◆ INSTRUCTIONS FOR THE TASK: Each record below must be returned exactly as shown.

◆ DATA EXCERPTS:
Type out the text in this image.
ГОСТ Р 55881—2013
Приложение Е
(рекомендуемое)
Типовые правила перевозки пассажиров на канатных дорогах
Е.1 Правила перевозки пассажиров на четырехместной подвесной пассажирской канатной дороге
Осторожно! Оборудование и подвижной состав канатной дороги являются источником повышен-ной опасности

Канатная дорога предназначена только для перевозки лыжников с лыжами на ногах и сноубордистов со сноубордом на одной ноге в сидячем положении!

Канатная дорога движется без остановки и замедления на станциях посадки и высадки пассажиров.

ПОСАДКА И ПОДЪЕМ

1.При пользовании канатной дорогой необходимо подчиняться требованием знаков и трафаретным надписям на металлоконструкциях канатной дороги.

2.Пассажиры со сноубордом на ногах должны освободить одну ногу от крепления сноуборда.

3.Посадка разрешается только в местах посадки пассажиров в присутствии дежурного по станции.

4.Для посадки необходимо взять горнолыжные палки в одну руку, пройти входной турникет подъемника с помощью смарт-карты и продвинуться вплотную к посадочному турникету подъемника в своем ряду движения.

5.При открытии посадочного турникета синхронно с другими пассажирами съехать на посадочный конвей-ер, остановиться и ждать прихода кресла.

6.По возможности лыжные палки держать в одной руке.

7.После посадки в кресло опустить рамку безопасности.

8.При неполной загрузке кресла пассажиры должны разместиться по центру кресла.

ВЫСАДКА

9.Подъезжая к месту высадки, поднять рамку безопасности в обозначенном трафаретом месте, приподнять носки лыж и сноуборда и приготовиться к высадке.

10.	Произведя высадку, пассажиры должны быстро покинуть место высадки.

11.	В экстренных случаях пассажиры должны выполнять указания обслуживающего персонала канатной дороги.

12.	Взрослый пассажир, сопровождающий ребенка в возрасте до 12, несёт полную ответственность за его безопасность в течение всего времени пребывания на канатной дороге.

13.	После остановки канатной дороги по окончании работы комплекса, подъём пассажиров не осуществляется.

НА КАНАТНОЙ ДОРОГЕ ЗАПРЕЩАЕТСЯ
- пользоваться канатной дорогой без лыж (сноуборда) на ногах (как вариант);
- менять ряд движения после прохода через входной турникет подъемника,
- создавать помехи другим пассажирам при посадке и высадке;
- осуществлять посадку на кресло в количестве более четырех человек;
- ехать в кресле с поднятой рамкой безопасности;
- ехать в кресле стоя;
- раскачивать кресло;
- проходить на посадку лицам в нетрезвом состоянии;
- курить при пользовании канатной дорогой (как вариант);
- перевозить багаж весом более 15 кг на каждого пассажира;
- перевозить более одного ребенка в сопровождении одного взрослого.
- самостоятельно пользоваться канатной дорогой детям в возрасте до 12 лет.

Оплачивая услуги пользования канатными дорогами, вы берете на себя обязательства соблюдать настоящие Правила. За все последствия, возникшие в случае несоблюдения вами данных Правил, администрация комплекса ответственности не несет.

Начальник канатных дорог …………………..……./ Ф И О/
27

◆ EXERCISE RESULT:
Type out the text in this image.
ГОСТ Р 55881—2013
Приложение Е
(рекомендуемое)
Типовые правила перевозки пассажиров на канатных дорогах
Е.1 Правила перевозки пассажиров на четырехместной подвесной пассажирской канатной дороге
Осторожно! Оборудование и подвижной состав канатной дороги являются источником повышен-ной опасности

Канатная дорога предназначена только для перевозки лыжников с лыжами на ногах и сноубордистов со сноубордом на одной ноге в сидячем положении!

Канатная дорога движется без остановки и замедления на станциях посадки и высадки пассажиров.

ПОСАДКА И ПОДЪЕМ

1.При пользовании канатной дорогой необходимо подчиняться требованием знаков и трафаретным надписям на металлоконструкциях канатной дороги.

2.Пассажиры со сноубордом на ногах должны освободить одну ногу от крепления сноуборда.

3.Посадка разрешается только в местах посадки пассажиров в присутствии дежурного по станции.

4.Для посадки необходимо взять горнолыжные палки в одну руку, пройти входной турникет подъемника с помощью смарт-карты и продвинуться вплотную к посадочному турникету подъемника в своем ряду движения.

5.При открытии посадочного турникета синхронно с другими пассажирами съехать на посадочный конвей-ер, остановиться и ждать прихода кресла.

6.По возможности лыжные палки держать в одной руке.

7.После посадки в кресло опустить рамку безопасности.

8.При неполной загрузке кресла пассажиры должны разместиться по центру кресла.

ВЫСАДКА

9.Подъезжая к месту высадки, поднять рамку безопасности в обозначенном трафаретом месте, приподнять носки лыж и сноуборда и приготовиться к высадке.

10.	Произведя высадку, пассажиры должны быстро покинуть место высадки.

11.	В экстренных случаях пассажиры должны выполнять указания обслуживающего персонала канатной дороги.

12.	Взрослый пассажир, сопровождающий ребенка в возрасте до 12, несёт полную ответственность за его безопасность в течение всего времени пребывания на канатной дороге.

13.	После остановки канатной дороги по окончании работы комплекса, подъём пассажиров не осуществляется.

НА КАНАТНОЙ ДОРОГЕ ЗАПРЕЩАЕТСЯ
- пользоваться канатной дорогой без лыж (сноуборда) на ногах (как вариант);
- менять ряд движения после прохода через входной турникет подъемника,
- создавать помехи другим пассажирам при посадке и высадке;
- осуществлять посадку на кресло в количестве более четырех человек;
- ехать в кресле с поднятой рамкой безопасности;
- ехать в кресле стоя;
- раскачивать кресло;
- проходить на посадку лицам в нетрезвом состоянии;
- курить при пользовании канатной дорогой (как вариант);
- перевозить багаж весом более 15 кг на каждого пассажира;
- перевозить более одного ребенка в сопровождении одного взрослого.
- самостоятельно пользоваться канатной дорогой детям в возрасте до 12 лет.

Оплачивая услуги пользования канатными дорогами, вы берете на себя обязательства соблюдать настоящие Правила. За все последствия, возникшие в случае несоблюдения вами данных Правил, администрация комплекса ответственности не несет.

Начальник канатных дорог …………………..……./ Ф И О/
27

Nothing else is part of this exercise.